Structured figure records
****************************************
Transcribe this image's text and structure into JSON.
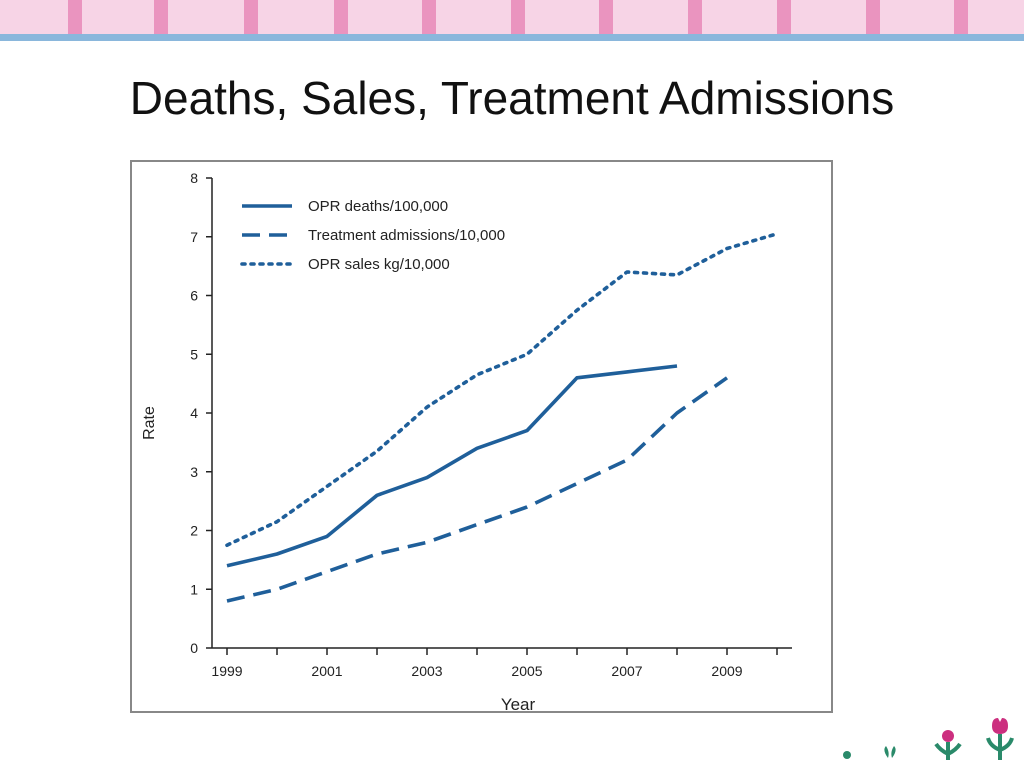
{
  "slide": {
    "title": "Deaths, Sales, Treatment Admissions"
  },
  "colors": {
    "top_band": "#f7d4e6",
    "top_band_stripe": "#ea94bf",
    "top_rule": "#8ab7dc",
    "series": "#1f5f9a",
    "decor_flower": "#cc2f7f",
    "decor_leaf": "#2a8a6a"
  },
  "chart_data": {
    "type": "line",
    "title": "",
    "xlabel": "Year",
    "ylabel": "Rate",
    "xlim": [
      1998.7,
      2010.3
    ],
    "ylim": [
      0,
      8
    ],
    "x_ticks": [
      1999,
      2000,
      2001,
      2002,
      2003,
      2004,
      2005,
      2006,
      2007,
      2008,
      2009,
      2010
    ],
    "x_tick_labels": [
      "1999",
      "2001",
      "2003",
      "2005",
      "2007",
      "2009"
    ],
    "y_ticks": [
      0,
      1,
      2,
      3,
      4,
      5,
      6,
      7,
      8
    ],
    "grid": false,
    "legend_position": "top-left",
    "series": [
      {
        "name": "OPR deaths/100,000",
        "style": "solid",
        "color": "#1f5f9a",
        "x": [
          1999,
          2000,
          2001,
          2002,
          2003,
          2004,
          2005,
          2006,
          2007,
          2008
        ],
        "y": [
          1.4,
          1.6,
          1.9,
          2.6,
          2.9,
          3.4,
          3.7,
          4.6,
          4.7,
          4.8
        ]
      },
      {
        "name": "Treatment admissions/10,000",
        "style": "dashed",
        "color": "#1f5f9a",
        "x": [
          1999,
          2000,
          2001,
          2002,
          2003,
          2004,
          2005,
          2006,
          2007,
          2008,
          2009
        ],
        "y": [
          0.8,
          1.0,
          1.3,
          1.6,
          1.8,
          2.1,
          2.4,
          2.8,
          3.2,
          4.0,
          4.6
        ]
      },
      {
        "name": "OPR sales kg/10,000",
        "style": "dotted",
        "color": "#1f5f9a",
        "x": [
          1999,
          2000,
          2001,
          2002,
          2003,
          2004,
          2005,
          2006,
          2007,
          2008,
          2009,
          2010
        ],
        "y": [
          1.75,
          2.15,
          2.75,
          3.35,
          4.1,
          4.65,
          5.0,
          5.75,
          6.4,
          6.35,
          6.8,
          7.05
        ]
      }
    ]
  }
}
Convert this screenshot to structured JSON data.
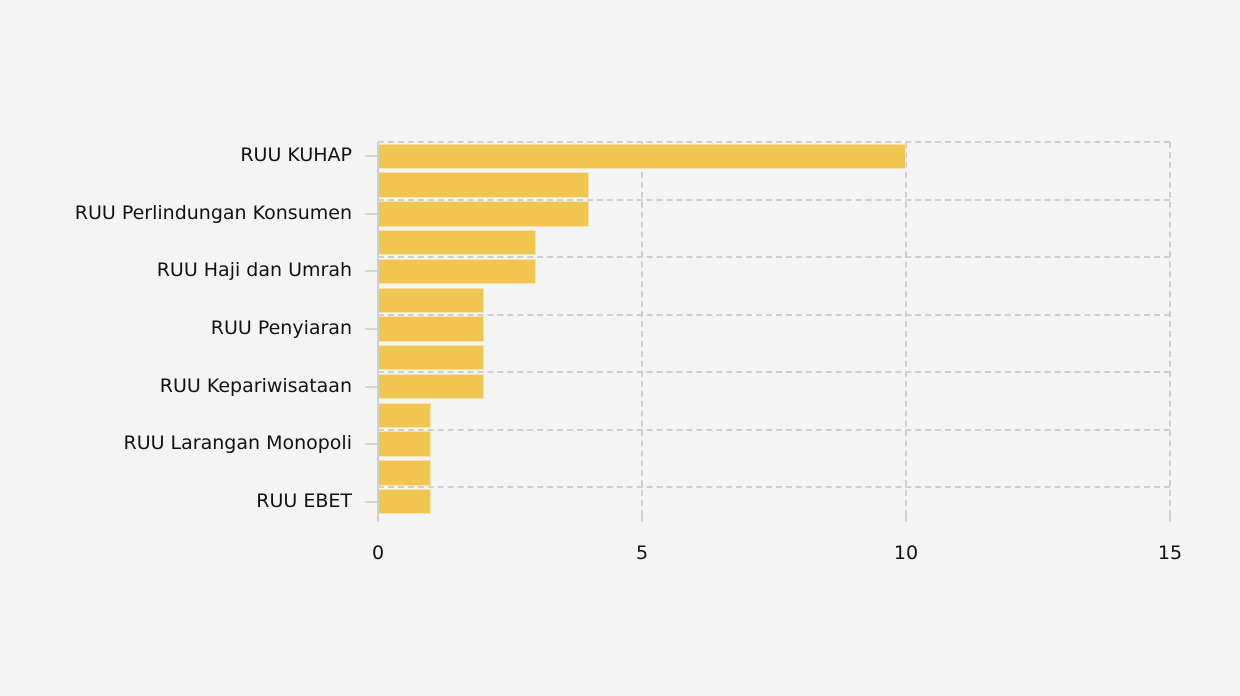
{
  "chart_data": {
    "type": "bar",
    "orientation": "horizontal",
    "title": "",
    "xlabel": "",
    "ylabel": "",
    "xlim": [
      0,
      15
    ],
    "x_ticks": [
      "0",
      "5",
      "10",
      "15"
    ],
    "grid": true,
    "legend": null,
    "bar_color": "#f0c650",
    "background_color": "#f4f4f4",
    "grid_color": "#cfcfcf",
    "categories": [
      "RUU KUHAP",
      "",
      "RUU Perlindungan Konsumen",
      "",
      "RUU Haji dan Umrah",
      "",
      "RUU Penyiaran",
      "",
      "RUU Kepariwisataan",
      "",
      "RUU Larangan Monopoli",
      "",
      "RUU EBET"
    ],
    "values": [
      10,
      4,
      4,
      3,
      3,
      2,
      2,
      2,
      2,
      1,
      1,
      1,
      1
    ],
    "visible_labels": [
      {
        "label": "RUU KUHAP",
        "bar_index": 0
      },
      {
        "label": "RUU Perlindungan Konsumen",
        "bar_index": 2
      },
      {
        "label": "RUU Haji dan Umrah",
        "bar_index": 4
      },
      {
        "label": "RUU Penyiaran",
        "bar_index": 6
      },
      {
        "label": "RUU Kepariwisataan",
        "bar_index": 8
      },
      {
        "label": "RUU Larangan Monopoli",
        "bar_index": 10
      },
      {
        "label": "RUU EBET",
        "bar_index": 12
      }
    ]
  }
}
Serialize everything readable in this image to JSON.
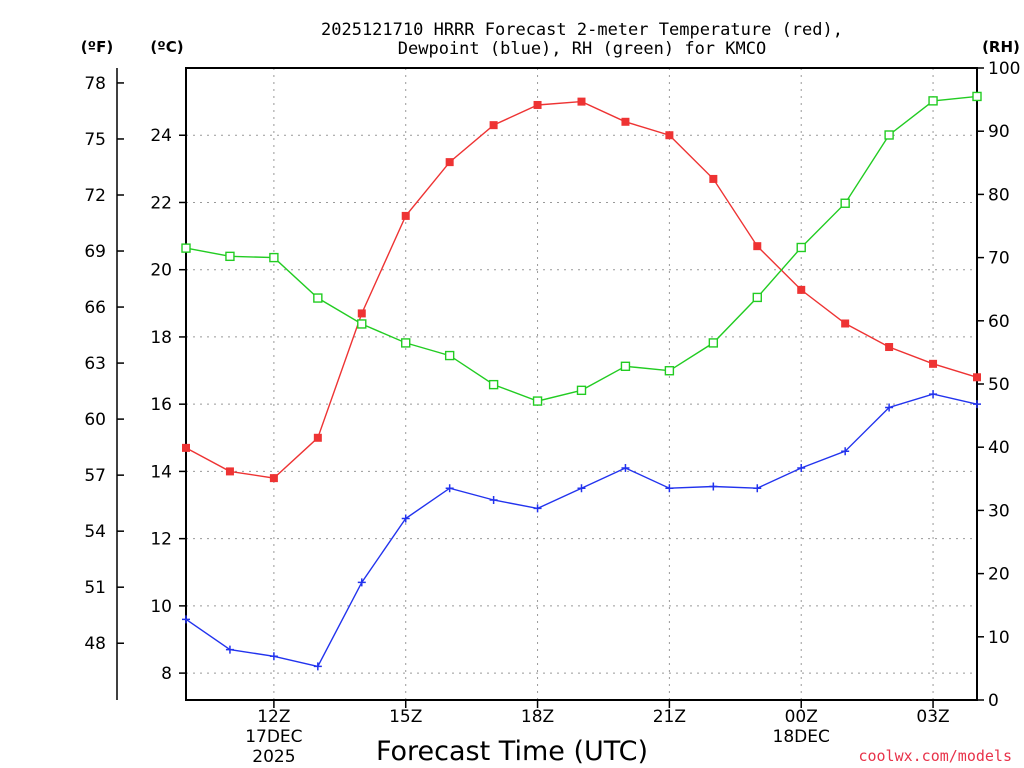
{
  "chart_data": {
    "type": "line",
    "title_line1": "2025121710 HRRR Forecast 2-meter Temperature (red),",
    "title_line2": "Dewpoint (blue), RH (green) for KMCO",
    "left_unit_f": "(ºF)",
    "left_unit_c": "(ºC)",
    "right_unit": "(RH)",
    "xlabel": "Forecast Time (UTC)",
    "credit": "coolwx.com/models",
    "x_hours": [
      10,
      11,
      12,
      13,
      14,
      15,
      16,
      17,
      18,
      19,
      20,
      21,
      22,
      23,
      24,
      25,
      26,
      27,
      28
    ],
    "x_range": [
      10,
      28
    ],
    "x_ticks": [
      {
        "hour": 12,
        "label": "12Z",
        "sub1": "17DEC",
        "sub2": "2025"
      },
      {
        "hour": 15,
        "label": "15Z",
        "sub1": "",
        "sub2": ""
      },
      {
        "hour": 18,
        "label": "18Z",
        "sub1": "",
        "sub2": ""
      },
      {
        "hour": 21,
        "label": "21Z",
        "sub1": "",
        "sub2": ""
      },
      {
        "hour": 24,
        "label": "00Z",
        "sub1": "18DEC",
        "sub2": ""
      },
      {
        "hour": 27,
        "label": "03Z",
        "sub1": "",
        "sub2": ""
      }
    ],
    "celsius_range": [
      7.2,
      26.0
    ],
    "celsius_ticks": [
      "8",
      "10",
      "12",
      "14",
      "16",
      "18",
      "20",
      "22",
      "24"
    ],
    "fahrenheit_ticks": [
      "48",
      "51",
      "54",
      "57",
      "60",
      "63",
      "66",
      "69",
      "72",
      "75",
      "78"
    ],
    "rh_range": [
      0,
      100
    ],
    "rh_ticks": [
      "0",
      "10",
      "20",
      "30",
      "40",
      "50",
      "60",
      "70",
      "80",
      "90",
      "100"
    ],
    "series": [
      {
        "name": "2-meter Temperature",
        "color": "#ee3333",
        "marker": "filled-square",
        "axis": "celsius",
        "values": [
          14.7,
          14.0,
          13.8,
          15.0,
          18.7,
          21.6,
          23.2,
          24.3,
          24.9,
          25.0,
          24.4,
          24.0,
          22.7,
          20.7,
          19.4,
          18.4,
          17.7,
          17.2,
          16.8
        ]
      },
      {
        "name": "Dewpoint",
        "color": "#2233ee",
        "marker": "plus",
        "axis": "celsius",
        "values": [
          9.6,
          8.7,
          8.5,
          8.2,
          10.7,
          12.6,
          13.5,
          13.15,
          12.9,
          13.5,
          14.1,
          13.5,
          13.55,
          13.5,
          14.1,
          14.6,
          15.9,
          16.3,
          16.0
        ]
      },
      {
        "name": "Relative Humidity",
        "color": "#22cc22",
        "marker": "open-square",
        "axis": "rh",
        "values": [
          71.5,
          70.2,
          70.0,
          63.6,
          59.5,
          56.5,
          54.5,
          49.9,
          47.3,
          49.0,
          52.8,
          52.1,
          56.5,
          63.7,
          71.6,
          78.6,
          89.4,
          94.8,
          95.5
        ]
      }
    ]
  }
}
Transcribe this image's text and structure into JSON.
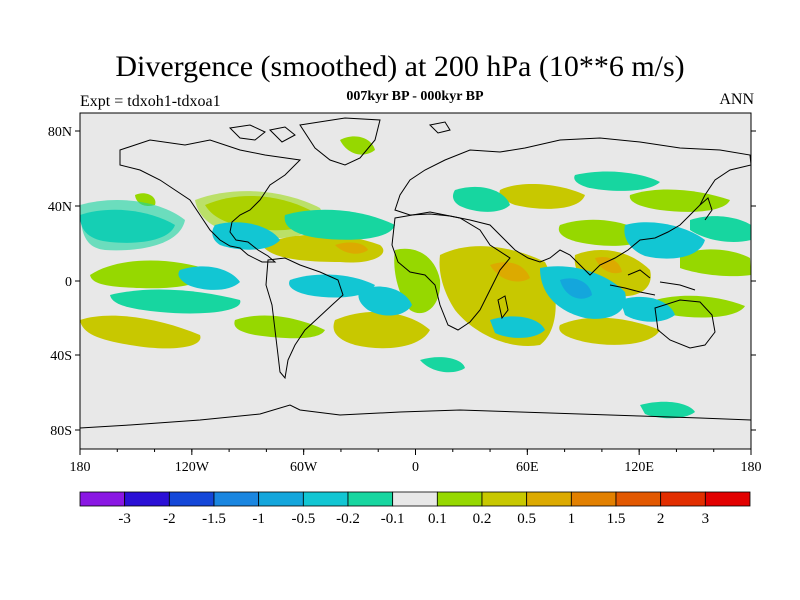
{
  "title": "Divergence (smoothed) at 200 hPa (10**6 m/s)",
  "subtitle": "007kyr BP - 000kyr BP",
  "experiment": "Expt = tdxoh1-tdxoa1",
  "season": "ANN",
  "map": {
    "lat_labels": [
      "80N",
      "40N",
      "0",
      "40S",
      "80S"
    ],
    "lon_labels": [
      "180",
      "120W",
      "60W",
      "0",
      "60E",
      "120E",
      "180"
    ],
    "background_color": "#e8e8e8",
    "coastline_color": "#000000"
  },
  "colorbar": {
    "colors": [
      "#8a17e3",
      "#2b10d6",
      "#1447d8",
      "#1a86e0",
      "#14a6dc",
      "#12c6d3",
      "#17d6a0",
      "#e8e8e8",
      "#96d800",
      "#c8c800",
      "#dcaa00",
      "#e28000",
      "#e25800",
      "#e22e00",
      "#e20000"
    ],
    "labels": [
      "-3",
      "-2",
      "-1.5",
      "-1",
      "-0.5",
      "-0.2",
      "-0.1",
      "0.1",
      "0.2",
      "0.5",
      "1",
      "1.5",
      "2",
      "3"
    ]
  }
}
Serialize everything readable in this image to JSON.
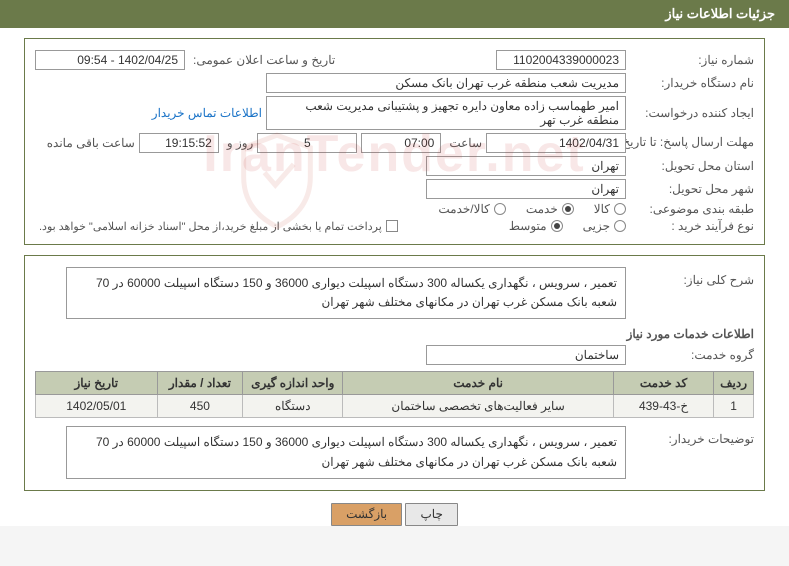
{
  "header": {
    "title": "جزئیات اطلاعات نیاز"
  },
  "fields": {
    "need_number_label": "شماره نیاز:",
    "need_number": "1102004339000023",
    "announce_label": "تاریخ و ساعت اعلان عمومی:",
    "announce_value": "1402/04/25 - 09:54",
    "buyer_org_label": "نام دستگاه خریدار:",
    "buyer_org": "مدیریت شعب منطقه غرب تهران بانک مسکن",
    "requester_label": "ایجاد کننده درخواست:",
    "requester": "امیر طهماسب زاده معاون دایره تجهیز و پشتیبانی مدیریت شعب منطقه غرب تهر",
    "contact_link": "اطلاعات تماس خریدار",
    "deadline_label": "مهلت ارسال پاسخ: تا تاریخ:",
    "deadline_date": "1402/04/31",
    "time_label": "ساعت",
    "deadline_time": "07:00",
    "days": "5",
    "days_label": "روز و",
    "countdown": "19:15:52",
    "remaining_label": "ساعت باقی مانده",
    "province_label": "استان محل تحویل:",
    "province": "تهران",
    "city_label": "شهر محل تحویل:",
    "city": "تهران",
    "category_label": "طبقه بندی موضوعی:",
    "cat_goods": "کالا",
    "cat_service": "خدمت",
    "cat_goods_service": "کالا/خدمت",
    "process_label": "نوع فرآیند خرید :",
    "process_partial": "جزیی",
    "process_medium": "متوسط",
    "payment_note": "پرداخت تمام یا بخشی از مبلغ خرید،از محل \"اسناد خزانه اسلامی\" خواهد بود.",
    "general_desc_label": "شرح کلی نیاز:",
    "general_desc": "تعمیر ، سرویس ، نگهداری یکساله 300 دستگاه اسپیلت دیواری 36000 و 150 دستگاه اسپیلت 60000 در 70 شعبه بانک مسکن غرب تهران در مکانهای مختلف شهر تهران",
    "services_title": "اطلاعات خدمات مورد نیاز",
    "group_label": "گروه خدمت:",
    "group_value": "ساختمان"
  },
  "table": {
    "columns": [
      "ردیف",
      "کد خدمت",
      "نام خدمت",
      "واحد اندازه گیری",
      "تعداد / مقدار",
      "تاریخ نیاز"
    ],
    "col_widths": [
      "5%",
      "14%",
      "38%",
      "14%",
      "12%",
      "17%"
    ],
    "rows": [
      [
        "1",
        "خ-43-439",
        "سایر فعالیت‌های تخصصی ساختمان",
        "دستگاه",
        "450",
        "1402/05/01"
      ]
    ]
  },
  "buyer_notes": {
    "label": "توضیحات خریدار:",
    "text": "تعمیر ، سرویس ، نگهداری یکساله 300 دستگاه اسپیلت دیواری 36000 و 150 دستگاه اسپیلت 60000 در 70 شعبه بانک مسکن غرب تهران در مکانهای مختلف شهر تهران"
  },
  "buttons": {
    "print": "چاپ",
    "back": "بازگشت"
  },
  "watermark": "IranTender.net",
  "colors": {
    "header_bg": "#6b7a4a",
    "table_header_bg": "#c5ccb3",
    "btn_default_bg": "#e8e8e8",
    "btn_accent_bg": "#d9a066",
    "link_color": "#1a73c7"
  }
}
****************************************
Return every line from the records above that holds the word "مختلف".

    "general_desc": "تعمیر ، سرویس ، نگهداری یکساله 300 دستگاه اسپیلت دیواری 36000 و 150 دستگاه اسپیلت 60000 در 70 شعبه بانک مسکن غرب تهران در مکانهای مختلف شهر تهران",
    "text": "تعمیر ، سرویس ، نگهداری یکساله 300 دستگاه اسپیلت دیواری 36000 و 150 دستگاه اسپیلت 60000 در 70 شعبه بانک مسکن غرب تهران در مکانهای مختلف شهر تهران"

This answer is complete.